- [What this task involves]:
Give every line back verbatim, dropping all images.

- [Dataset entries on figures]:

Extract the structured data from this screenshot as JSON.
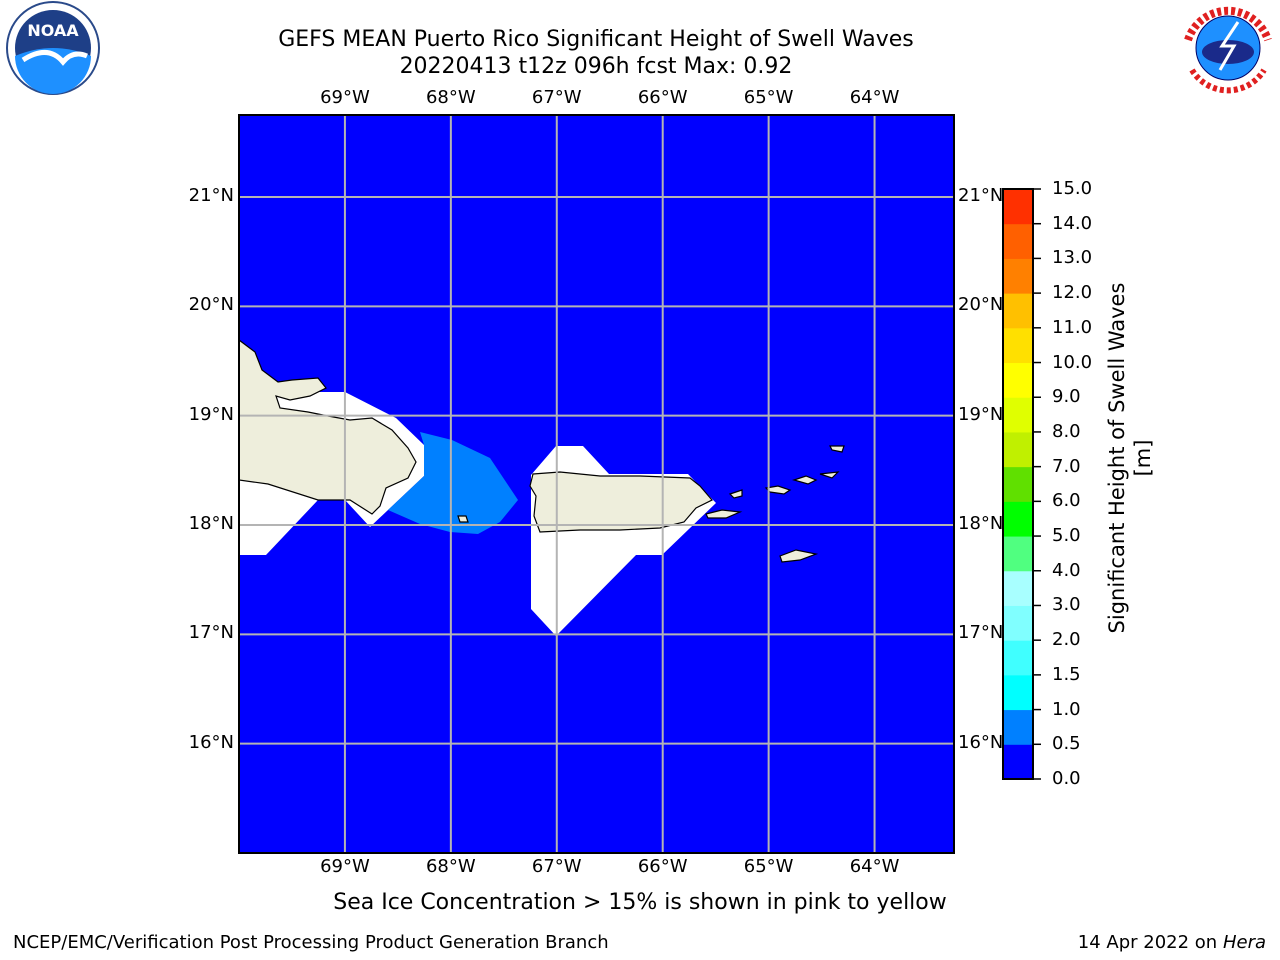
{
  "title": {
    "line1": "GEFS MEAN Puerto Rico Significant Height of Swell Waves",
    "line2": "20220413 t12z 096h fcst   Max: 0.92"
  },
  "map": {
    "lon_labels": [
      "69°W",
      "68°W",
      "67°W",
      "66°W",
      "65°W",
      "64°W"
    ],
    "lat_labels": [
      "21°N",
      "20°N",
      "19°N",
      "18°N",
      "17°N",
      "16°N"
    ],
    "lon_values": [
      -69,
      -68,
      -67,
      -66,
      -65,
      -64
    ],
    "lat_values": [
      21,
      20,
      19,
      18,
      17,
      16
    ],
    "lon_range": [
      -70,
      -63.25
    ],
    "lat_range": [
      15,
      21.75
    ],
    "ocean_color": "#0000ff",
    "land_color": "#eeeedc",
    "nodata_color": "#ffffff",
    "grid": true
  },
  "colorbar": {
    "label": "Significant Height of Swell Waves [m]",
    "ticks": [
      "0.0",
      "0.5",
      "1.0",
      "1.5",
      "2.0",
      "3.0",
      "4.0",
      "5.0",
      "6.0",
      "7.0",
      "8.0",
      "9.0",
      "10.0",
      "11.0",
      "12.0",
      "13.0",
      "14.0",
      "15.0"
    ],
    "colors": [
      "#0000ff",
      "#0080ff",
      "#00ffff",
      "#40ffff",
      "#80ffff",
      "#a8ffff",
      "#50ff80",
      "#00ff00",
      "#60e000",
      "#c0f000",
      "#e0ff00",
      "#ffff00",
      "#ffe000",
      "#ffc000",
      "#ff8000",
      "#ff6000",
      "#ff3000",
      "#ff0000"
    ]
  },
  "logos": {
    "left": "noaa-logo",
    "right": "nws-logo"
  },
  "footer": {
    "note": "Sea Ice Concentration > 15% is shown in pink to yellow",
    "left": "NCEP/EMC/Verification Post Processing Product Generation Branch",
    "right_date": "14 Apr 2022 on",
    "right_host": "Hera"
  }
}
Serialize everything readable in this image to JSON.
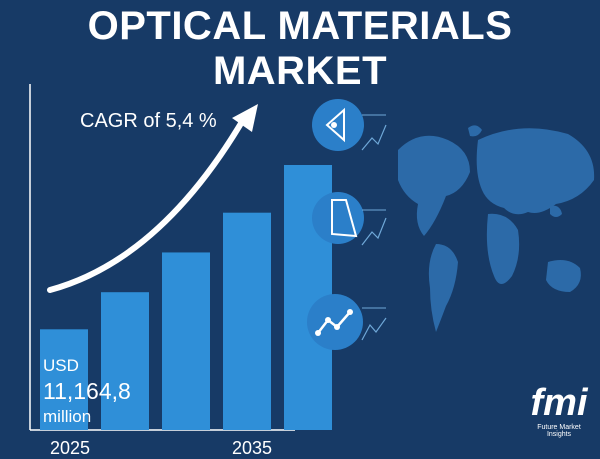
{
  "title": "OPTICAL MATERIALS MARKET",
  "cagr_label": "CAGR of 5,4 %",
  "market_value": {
    "currency": "USD",
    "value": "11,164,8",
    "unit": "million"
  },
  "years": {
    "start": "2025",
    "end": "2035"
  },
  "colors": {
    "background": "#173a66",
    "bar": "#2f8fd8",
    "icon_circle": "#2b7fc9",
    "map": "#2c6aa8"
  },
  "icons": [
    "lens-icon",
    "pie-slice-icon",
    "line-trend-icon"
  ],
  "logo": {
    "mark": "fmi",
    "name": "Future Market Insights"
  },
  "chart_data": {
    "type": "bar",
    "title": "OPTICAL MATERIALS MARKET",
    "categories": [
      "2025",
      "",
      "",
      "",
      "2035"
    ],
    "values": [
      0.38,
      0.52,
      0.67,
      0.82,
      1.0
    ],
    "values_note_unit": "relative",
    "annotations": [
      "CAGR of 5,4 %",
      "USD 11,164,8 million"
    ],
    "grid": false,
    "legend": "none"
  }
}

- [Answer to this problem]:
Extract the structured data from this screenshot as JSON.
{
  "title": {
    "line1": "GEFS MEAN Puerto Rico Significant Height of Swell Waves",
    "line2": "20220413 t12z 096h fcst   Max: 0.92"
  },
  "map": {
    "lon_labels": [
      "69°W",
      "68°W",
      "67°W",
      "66°W",
      "65°W",
      "64°W"
    ],
    "lat_labels": [
      "21°N",
      "20°N",
      "19°N",
      "18°N",
      "17°N",
      "16°N"
    ],
    "lon_values": [
      -69,
      -68,
      -67,
      -66,
      -65,
      -64
    ],
    "lat_values": [
      21,
      20,
      19,
      18,
      17,
      16
    ],
    "lon_range": [
      -70,
      -63.25
    ],
    "lat_range": [
      15,
      21.75
    ],
    "ocean_color": "#0000ff",
    "land_color": "#eeeedc",
    "nodata_color": "#ffffff",
    "grid": true
  },
  "colorbar": {
    "label": "Significant Height of Swell Waves [m]",
    "ticks": [
      "0.0",
      "0.5",
      "1.0",
      "1.5",
      "2.0",
      "3.0",
      "4.0",
      "5.0",
      "6.0",
      "7.0",
      "8.0",
      "9.0",
      "10.0",
      "11.0",
      "12.0",
      "13.0",
      "14.0",
      "15.0"
    ],
    "colors": [
      "#0000ff",
      "#0080ff",
      "#00ffff",
      "#40ffff",
      "#80ffff",
      "#a8ffff",
      "#50ff80",
      "#00ff00",
      "#60e000",
      "#c0f000",
      "#e0ff00",
      "#ffff00",
      "#ffe000",
      "#ffc000",
      "#ff8000",
      "#ff6000",
      "#ff3000",
      "#ff0000"
    ]
  },
  "logos": {
    "left": "noaa-logo",
    "right": "nws-logo"
  },
  "footer": {
    "note": "Sea Ice Concentration > 15% is shown in pink to yellow",
    "left": "NCEP/EMC/Verification Post Processing Product Generation Branch",
    "right_date": "14 Apr 2022 on",
    "right_host": "Hera"
  }
}
Serialize everything readable in this image to JSON.
{
  "title": "OPTICAL MATERIALS MARKET",
  "cagr_label": "CAGR of 5,4 %",
  "market_value": {
    "currency": "USD",
    "value": "11,164,8",
    "unit": "million"
  },
  "years": {
    "start": "2025",
    "end": "2035"
  },
  "colors": {
    "background": "#173a66",
    "bar": "#2f8fd8",
    "icon_circle": "#2b7fc9",
    "map": "#2c6aa8"
  },
  "icons": [
    "lens-icon",
    "pie-slice-icon",
    "line-trend-icon"
  ],
  "logo": {
    "mark": "fmi",
    "name": "Future Market Insights"
  },
  "chart_data": {
    "type": "bar",
    "title": "OPTICAL MATERIALS MARKET",
    "categories": [
      "2025",
      "",
      "",
      "",
      "2035"
    ],
    "values": [
      0.38,
      0.52,
      0.67,
      0.82,
      1.0
    ],
    "values_note_unit": "relative",
    "annotations": [
      "CAGR of 5,4 %",
      "USD 11,164,8 million"
    ],
    "grid": false,
    "legend": "none"
  }
}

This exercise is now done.